■ Exercise instructions
Rename every "y-tick-label" in the rows below to "y-axis-value", keeping everything else the same. Leave the pictures out of your copy.

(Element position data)

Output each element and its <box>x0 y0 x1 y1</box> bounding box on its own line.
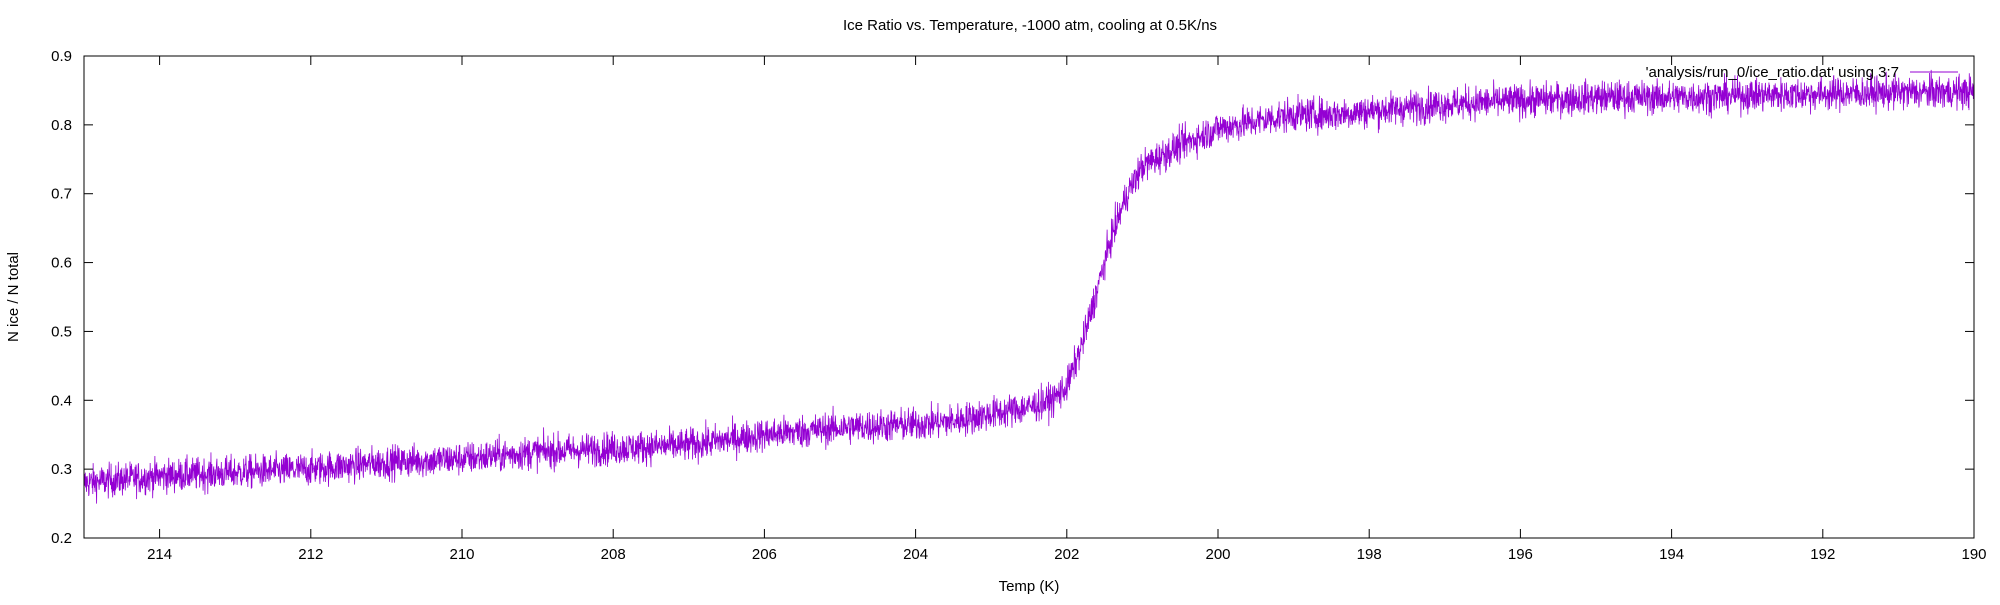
x-tick-label: 202 <box>1054 546 1079 563</box>
x-tick-label: 196 <box>1508 546 1533 563</box>
y-tick-label: 0.7 <box>51 186 72 203</box>
x-tick-label: 204 <box>903 546 928 563</box>
x-tick-label: 214 <box>147 546 172 563</box>
x-tick-label: 190 <box>1961 546 1986 563</box>
y-tick-label: 0.5 <box>51 323 72 340</box>
chart-title: Ice Ratio vs. Temperature, -1000 atm, co… <box>843 17 1217 34</box>
x-tick-label: 192 <box>1810 546 1835 563</box>
y-axis-label: N ice / N total <box>5 252 22 342</box>
x-tick-label: 206 <box>752 546 777 563</box>
legend: 'analysis/run_0/ice_ratio.dat' using 3:7 <box>1646 64 1958 81</box>
y-axis: 0.2 0.3 0.4 0.5 0.6 0.7 0.8 0.9 <box>51 48 1974 547</box>
x-axis-label: Temp (K) <box>999 578 1060 595</box>
x-tick-label: 210 <box>449 546 474 563</box>
x-axis: 214 212 210 208 206 204 202 200 198 196 194 192 190 <box>147 56 1987 563</box>
y-tick-label: 0.4 <box>51 392 72 409</box>
y-tick-label: 0.6 <box>51 255 72 272</box>
x-tick-label: 212 <box>298 546 323 563</box>
legend-label: 'analysis/run_0/ice_ratio.dat' using 3:7 <box>1646 64 1899 81</box>
plot-area <box>83 69 1975 504</box>
y-tick-label: 0.2 <box>51 530 72 547</box>
data-series-line <box>83 69 1975 504</box>
x-tick-label: 200 <box>1205 546 1230 563</box>
x-tick-label: 198 <box>1357 546 1382 563</box>
y-tick-label: 0.3 <box>51 461 72 478</box>
plot-frame <box>83 55 1975 539</box>
x-tick-label: 208 <box>601 546 626 563</box>
y-tick-label: 0.8 <box>51 117 72 134</box>
x-tick-label: 194 <box>1659 546 1684 563</box>
y-tick-label: 0.9 <box>51 48 72 65</box>
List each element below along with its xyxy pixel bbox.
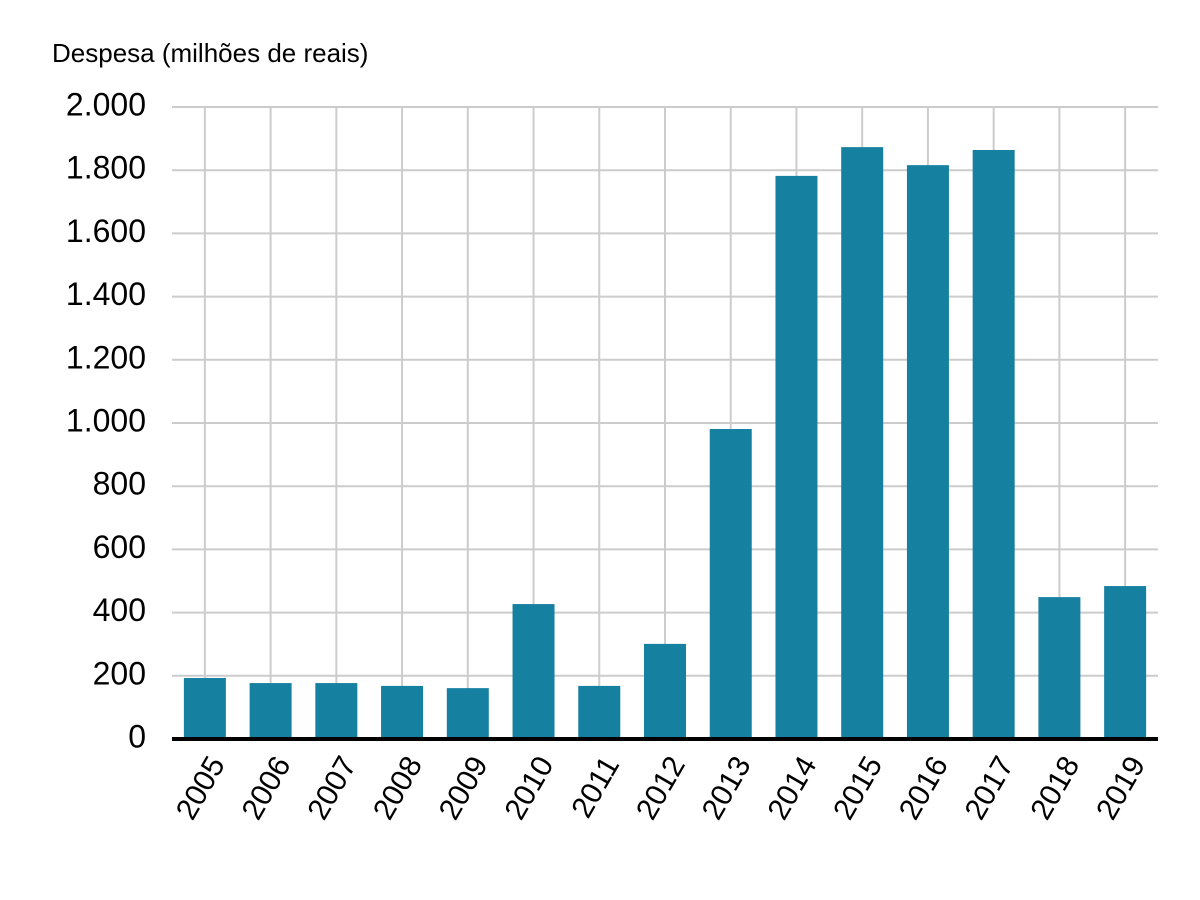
x-tick-label: 2019	[1090, 751, 1152, 825]
x-tick-label: 2006	[236, 751, 298, 825]
y-tick-label: 0	[128, 718, 146, 754]
bar	[578, 685, 621, 739]
bar	[512, 604, 555, 739]
x-tick-label: 2009	[433, 751, 495, 825]
y-tick-label: 1.600	[66, 213, 146, 249]
bar	[446, 688, 489, 739]
x-tick-label: 2013	[696, 751, 758, 825]
chart-title: Despesa (milhões de reais)	[52, 38, 368, 68]
x-tick-label: 2012	[630, 751, 692, 825]
bar	[1104, 586, 1147, 739]
bar	[709, 429, 752, 739]
x-tick-label: 2008	[367, 751, 429, 825]
x-tick-label: 2014	[761, 751, 823, 825]
x-tick-label: 2017	[959, 751, 1021, 825]
y-tick-label: 1.200	[66, 339, 146, 375]
bar	[381, 685, 424, 739]
x-tick-label: 2015	[827, 751, 889, 825]
bar	[775, 175, 818, 739]
y-tick-label: 400	[93, 592, 146, 628]
x-tick-label: 2007	[301, 751, 363, 825]
y-tick-label: 600	[93, 529, 146, 565]
bar	[841, 147, 884, 739]
x-tick-label: 2005	[170, 751, 232, 825]
bar	[249, 683, 292, 739]
x-tick-label: 2011	[565, 751, 626, 823]
x-tick-label: 2010	[499, 751, 561, 825]
y-tick-label: 2.000	[66, 86, 146, 122]
x-tick-label: 2016	[893, 751, 955, 825]
bar	[644, 643, 686, 739]
y-tick-label: 1.400	[66, 276, 146, 312]
y-tick-label: 1.800	[66, 150, 146, 186]
bar	[1038, 597, 1081, 739]
bar	[906, 165, 949, 740]
x-tick-label: 2018	[1024, 751, 1086, 825]
y-tick-label: 800	[93, 466, 146, 502]
bar	[972, 149, 1015, 739]
bar	[315, 683, 358, 739]
bar	[183, 678, 226, 739]
y-tick-label: 200	[93, 655, 146, 691]
y-tick-label: 1.000	[66, 402, 146, 438]
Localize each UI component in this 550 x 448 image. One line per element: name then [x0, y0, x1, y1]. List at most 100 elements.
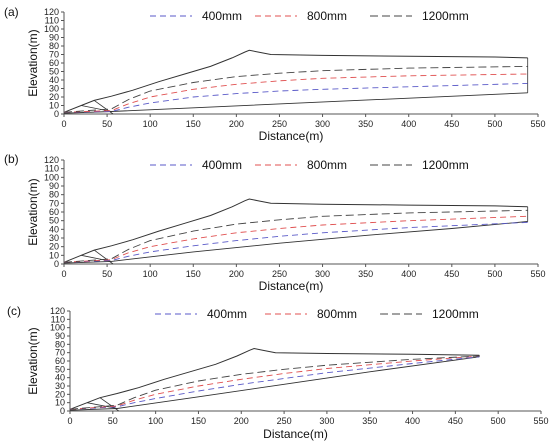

■ Finished exercise
Output each element and its <box>x0 y0 x1 y1</box> bounding box on its own line.
x-tick-label: 202 <box>1054 546 1079 563</box>
x-tick-label: 196 <box>1508 546 1533 563</box>
y-axis-value: 0.7 <box>51 186 72 203</box>
x-tick-label: 204 <box>903 546 928 563</box>
x-tick-label: 214 <box>147 546 172 563</box>
x-tick-label: 190 <box>1961 546 1986 563</box>
y-axis-value: 0.5 <box>51 323 72 340</box>
chart-title: Ice Ratio vs. Temperature, -1000 atm, co… <box>843 17 1217 34</box>
x-tick-label: 192 <box>1810 546 1835 563</box>
y-axis-label: N ice / N total <box>5 252 22 342</box>
x-tick-label: 206 <box>752 546 777 563</box>
legend: 'analysis/run_0/ice_ratio.dat' using 3:7 <box>1646 64 1958 81</box>
y-axis: 0.2 0.3 0.4 0.5 0.6 0.7 0.8 0.9 <box>51 48 1974 547</box>
x-axis-label: Temp (K) <box>999 578 1060 595</box>
x-tick-label: 210 <box>449 546 474 563</box>
x-axis: 214 212 210 208 206 204 202 200 198 196 194 192 190 <box>147 56 1987 563</box>
y-axis-value: 0.4 <box>51 392 72 409</box>
y-axis-value: 0.6 <box>51 255 72 272</box>
x-tick-label: 212 <box>298 546 323 563</box>
legend-label: 'analysis/run_0/ice_ratio.dat' using 3:7 <box>1646 64 1899 81</box>
plot-area <box>83 69 1975 504</box>
y-axis-value: 0.2 <box>51 530 72 547</box>
data-series-line <box>83 69 1975 504</box>
x-tick-label: 200 <box>1205 546 1230 563</box>
x-tick-label: 198 <box>1357 546 1382 563</box>
y-axis-value: 0.3 <box>51 461 72 478</box>
plot-frame <box>83 55 1975 539</box>
x-tick-label: 208 <box>601 546 626 563</box>
y-axis-value: 0.8 <box>51 117 72 134</box>
x-tick-label: 194 <box>1659 546 1684 563</box>
y-axis-value: 0.9 <box>51 48 72 65</box>
List each element below along with its xyxy pixel bbox.
x-tick-label: 2019	[1090, 751, 1152, 825]
x-tick-label: 2006	[236, 751, 298, 825]
y-axis-value: 0	[128, 718, 146, 754]
bar	[578, 685, 621, 739]
bar	[512, 604, 555, 739]
x-tick-label: 2009	[433, 751, 495, 825]
y-axis-value: 1.600	[66, 213, 146, 249]
bar	[446, 688, 489, 739]
x-tick-label: 2013	[696, 751, 758, 825]
chart-title: Despesa (milhões de reais)	[52, 38, 368, 68]
x-tick-label: 2012	[630, 751, 692, 825]
bar	[1104, 586, 1147, 739]
bar	[709, 429, 752, 739]
x-tick-label: 2008	[367, 751, 429, 825]
x-tick-label: 2014	[761, 751, 823, 825]
x-tick-label: 2017	[959, 751, 1021, 825]
y-axis-value: 1.200	[66, 339, 146, 375]
bar	[381, 685, 424, 739]
x-tick-label: 2015	[827, 751, 889, 825]
bar	[775, 175, 818, 739]
y-axis-value: 400	[93, 592, 146, 628]
x-tick-label: 2007	[301, 751, 363, 825]
y-axis-value: 600	[93, 529, 146, 565]
bar	[841, 147, 884, 739]
x-tick-label: 2005	[170, 751, 232, 825]
bar	[249, 683, 292, 739]
x-tick-label: 2011	[565, 751, 626, 823]
x-tick-label: 2010	[499, 751, 561, 825]
y-axis-value: 2.000	[66, 86, 146, 122]
x-tick-label: 2016	[893, 751, 955, 825]
bar	[644, 643, 686, 739]
y-axis-value: 1.400	[66, 276, 146, 312]
y-axis-value: 1.800	[66, 150, 146, 186]
bar	[1038, 597, 1081, 739]
bar	[906, 165, 949, 740]
x-tick-label: 2018	[1024, 751, 1086, 825]
y-axis-value: 800	[93, 466, 146, 502]
bar	[972, 149, 1015, 739]
bar	[315, 683, 358, 739]
bar	[183, 678, 226, 739]
y-axis-value: 200	[93, 655, 146, 691]
y-axis-value: 1.000	[66, 402, 146, 438]
Localize each UI component in this 550 x 448 image. One line per element: name then [x0, y0, x1, y1]. List at most 100 elements.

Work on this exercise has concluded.